Aim | Repeat every entry word for word, skipping the pictures.

Excerpted data |

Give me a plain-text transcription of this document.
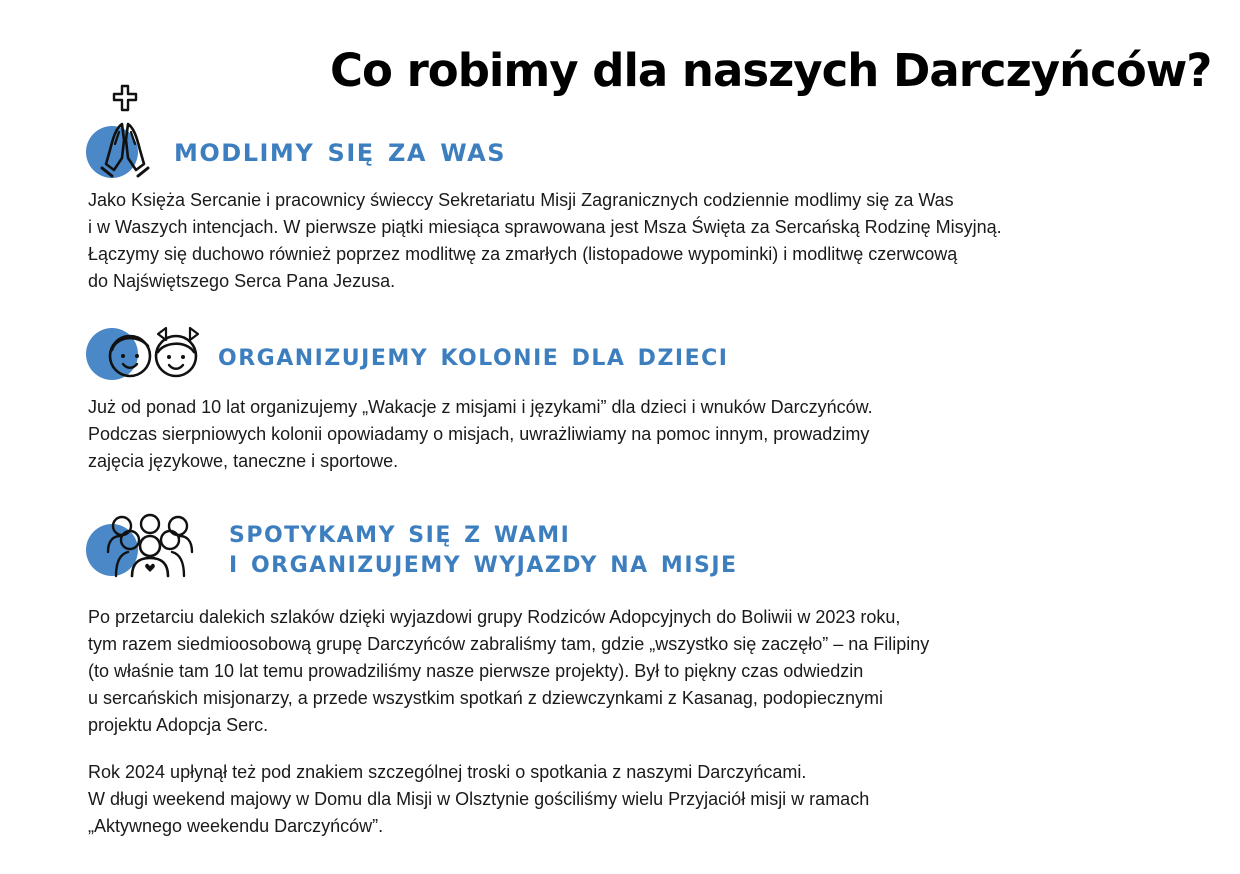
Co robimy dla naszych Darczyńców?
modlimy się za was
Jako Księża Sercanie i pracownicy świeccy Sekretariatu Misji Zagranicznych codziennie modlimy się za Was
i w Waszych intencjach. W pierwsze piątki miesiąca sprawowana jest Msza Święta za Sercańską Rodzinę Misyjną.
Łączymy się duchowo również poprzez modlitwę za zmarłych (listopadowe wypominki) i modlitwę czerwcową
do Najświętszego Serca Pana Jezusa.
organizujemy kolonie dla dzieci
Już od ponad 10 lat organizujemy „Wakacje z misjami i językami” dla dzieci i wnuków Darczyńców.
Podczas sierpniowych kolonii opowiadamy o misjach, uwrażliwiamy na pomoc innym, prowadzimy
zajęcia językowe, taneczne i sportowe.
spotykamy się z wami
i organizujemy wyjazdy na misje
Po przetarciu dalekich szlaków dzięki wyjazdowi grupy Rodziców Adopcyjnych do Boliwii w 2023 roku,
tym razem siedmioosobową grupę Darczyńców zabraliśmy tam, gdzie „wszystko się zaczęło” – na Filipiny
(to właśnie tam 10 lat temu prowadziliśmy nasze pierwsze projekty). Był to piękny czas odwiedzin
u sercańskich misjonarzy, a przede wszystkim spotkań z dziewczynkami z Kasanag, podopiecznymi
projektu Adopcja Serc.
Rok 2024 upłynął też pod znakiem szczególnej troski o spotkania z naszymi Darczyńcami.
W długi weekend majowy w Domu dla Misji w Olsztynie gościliśmy wielu Przyjaciół misji w ramach
„Aktywnego weekendu Darczyńców”.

Result of this exercise |
Give me a plain-text transcription of this document.
Co robimy dla naszych Darczyńców?
modlimy się za was
Jako Księża Sercanie i pracownicy świeccy Sekretariatu Misji Zagranicznych codziennie modlimy się za Was
i w Waszych intencjach. W pierwsze piątki miesiąca sprawowana jest Msza Święta za Sercańską Rodzinę Misyjną.
Łączymy się duchowo również poprzez modlitwę za zmarłych (listopadowe wypominki) i modlitwę czerwcową
do Najświętszego Serca Pana Jezusa.
organizujemy kolonie dla dzieci
Już od ponad 10 lat organizujemy „Wakacje z misjami i językami” dla dzieci i wnuków Darczyńców.
Podczas sierpniowych kolonii opowiadamy o misjach, uwrażliwiamy na pomoc innym, prowadzimy
zajęcia językowe, taneczne i sportowe.
spotykamy się z wami
i organizujemy wyjazdy na misje
Po przetarciu dalekich szlaków dzięki wyjazdowi grupy Rodziców Adopcyjnych do Boliwii w 2023 roku,
tym razem siedmioosobową grupę Darczyńców zabraliśmy tam, gdzie „wszystko się zaczęło” – na Filipiny
(to właśnie tam 10 lat temu prowadziliśmy nasze pierwsze projekty). Był to piękny czas odwiedzin
u sercańskich misjonarzy, a przede wszystkim spotkań z dziewczynkami z Kasanag, podopiecznymi
projektu Adopcja Serc.
Rok 2024 upłynął też pod znakiem szczególnej troski o spotkania z naszymi Darczyńcami.
W długi weekend majowy w Domu dla Misji w Olsztynie gościliśmy wielu Przyjaciół misji w ramach
„Aktywnego weekendu Darczyńców”.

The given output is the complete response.